▸ Consignes:
A. Reproduisez à l'identique le passage de l'extrait fiscal qui commence par "À teneur de" et se poursuit jusqu'à "actions n’était produite.".
B. Relevez, sans doublon, toutes les expressions de l'extrait fiscal formées du mot « fortune » suivi d'un adjectif.
==== Texte source
À teneur de cette déclaration, le contribuable avait exercé une activité lucrative dépendante, à 100%, au service de l’D______, moyennant un salaire annuel sur lequel les charges sociales avaient été prélevées ; un certificat de salaire a été produit. Il n’en résultait en revanche pas qu’il avait exercé une quelconque activité lucrative indépendante. La déclaration faisait en outre état que la participation qualifiée de l’entier du capital-actions de la C______ appartenait à la fortune commerciale du contribuable ; aucune valeur imposable ni rendement n’était toutefois déclaré à ce titre. Sous la rubrique observation, il était mentionné que les actions de la C______ dépendaient de la fortune commerciale et non de la fortune privée du contribuable. Aucune pièce établissant une quelconque comptabilité relative à ces actions n’était produite.

7.             Le 31 juillet 2020, les contribuables ont déposé leur déclaration fiscale 2019, qui mentionnait en ICC un revenu imposable de CHF 223’654.- et une fortune imposable nulle.
========
==== Données recueillies
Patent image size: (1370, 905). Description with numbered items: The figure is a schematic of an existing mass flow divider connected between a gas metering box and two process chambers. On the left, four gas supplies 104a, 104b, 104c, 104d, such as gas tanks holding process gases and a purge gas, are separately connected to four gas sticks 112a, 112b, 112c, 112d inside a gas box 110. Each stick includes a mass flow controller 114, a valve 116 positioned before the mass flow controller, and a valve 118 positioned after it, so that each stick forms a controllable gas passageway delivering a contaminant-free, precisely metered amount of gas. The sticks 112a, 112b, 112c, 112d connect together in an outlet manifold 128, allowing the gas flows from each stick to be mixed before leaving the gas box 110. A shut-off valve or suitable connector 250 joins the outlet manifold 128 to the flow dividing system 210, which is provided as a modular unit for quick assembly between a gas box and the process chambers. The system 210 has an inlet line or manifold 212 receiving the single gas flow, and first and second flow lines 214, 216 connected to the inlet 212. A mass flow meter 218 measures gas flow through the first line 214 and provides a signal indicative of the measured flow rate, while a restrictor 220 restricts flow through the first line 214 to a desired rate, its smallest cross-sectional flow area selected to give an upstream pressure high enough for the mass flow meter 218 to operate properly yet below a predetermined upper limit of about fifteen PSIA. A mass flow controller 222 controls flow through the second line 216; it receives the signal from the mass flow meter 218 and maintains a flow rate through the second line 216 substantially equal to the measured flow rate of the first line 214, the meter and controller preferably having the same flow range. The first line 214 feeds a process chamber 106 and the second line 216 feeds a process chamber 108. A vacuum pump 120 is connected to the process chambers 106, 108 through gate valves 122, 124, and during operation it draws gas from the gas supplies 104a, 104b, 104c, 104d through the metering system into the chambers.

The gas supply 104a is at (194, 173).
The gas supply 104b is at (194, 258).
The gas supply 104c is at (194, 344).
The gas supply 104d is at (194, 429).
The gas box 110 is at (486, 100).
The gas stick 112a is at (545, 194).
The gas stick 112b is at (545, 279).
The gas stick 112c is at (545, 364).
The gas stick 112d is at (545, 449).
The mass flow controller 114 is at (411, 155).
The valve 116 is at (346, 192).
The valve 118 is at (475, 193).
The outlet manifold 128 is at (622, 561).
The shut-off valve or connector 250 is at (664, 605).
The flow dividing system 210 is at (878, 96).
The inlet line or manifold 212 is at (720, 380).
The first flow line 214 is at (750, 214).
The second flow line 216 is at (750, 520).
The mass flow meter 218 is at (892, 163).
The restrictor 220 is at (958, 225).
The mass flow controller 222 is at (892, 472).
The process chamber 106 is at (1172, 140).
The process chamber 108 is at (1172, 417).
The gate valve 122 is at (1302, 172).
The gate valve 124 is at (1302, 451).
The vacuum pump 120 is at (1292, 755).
========
▸ Corrigé par consigne:
A.
À teneur de cette déclaration, le contribuable avait exercé une activité lucrative dépendante, à 100%, au service de l’D______, moyennant un salaire annuel sur lequel les charges sociales avaient été prélevées ; un certificat de salaire a été produit. Il n’en résultait en revanche pas qu’il avait exercé une quelconque activité lucrative indépendante. La déclaration faisait en outre état que la participation qualifiée de l’entier du capital-actions de la C______ appartenait à la fortune commerciale du contribuable ; aucune valeur imposable ni rendement n’était toutefois déclaré à ce titre. Sous la rubrique observation, il était mentionné que les actions de la C______ dépendaient de la fortune commerciale et non de la fortune privée du contribuable. Aucune pièce établissant une quelconque comptabilité relative à ces actions n’était produite.

B.
fortune commerciale
fortune privée
fortune imposable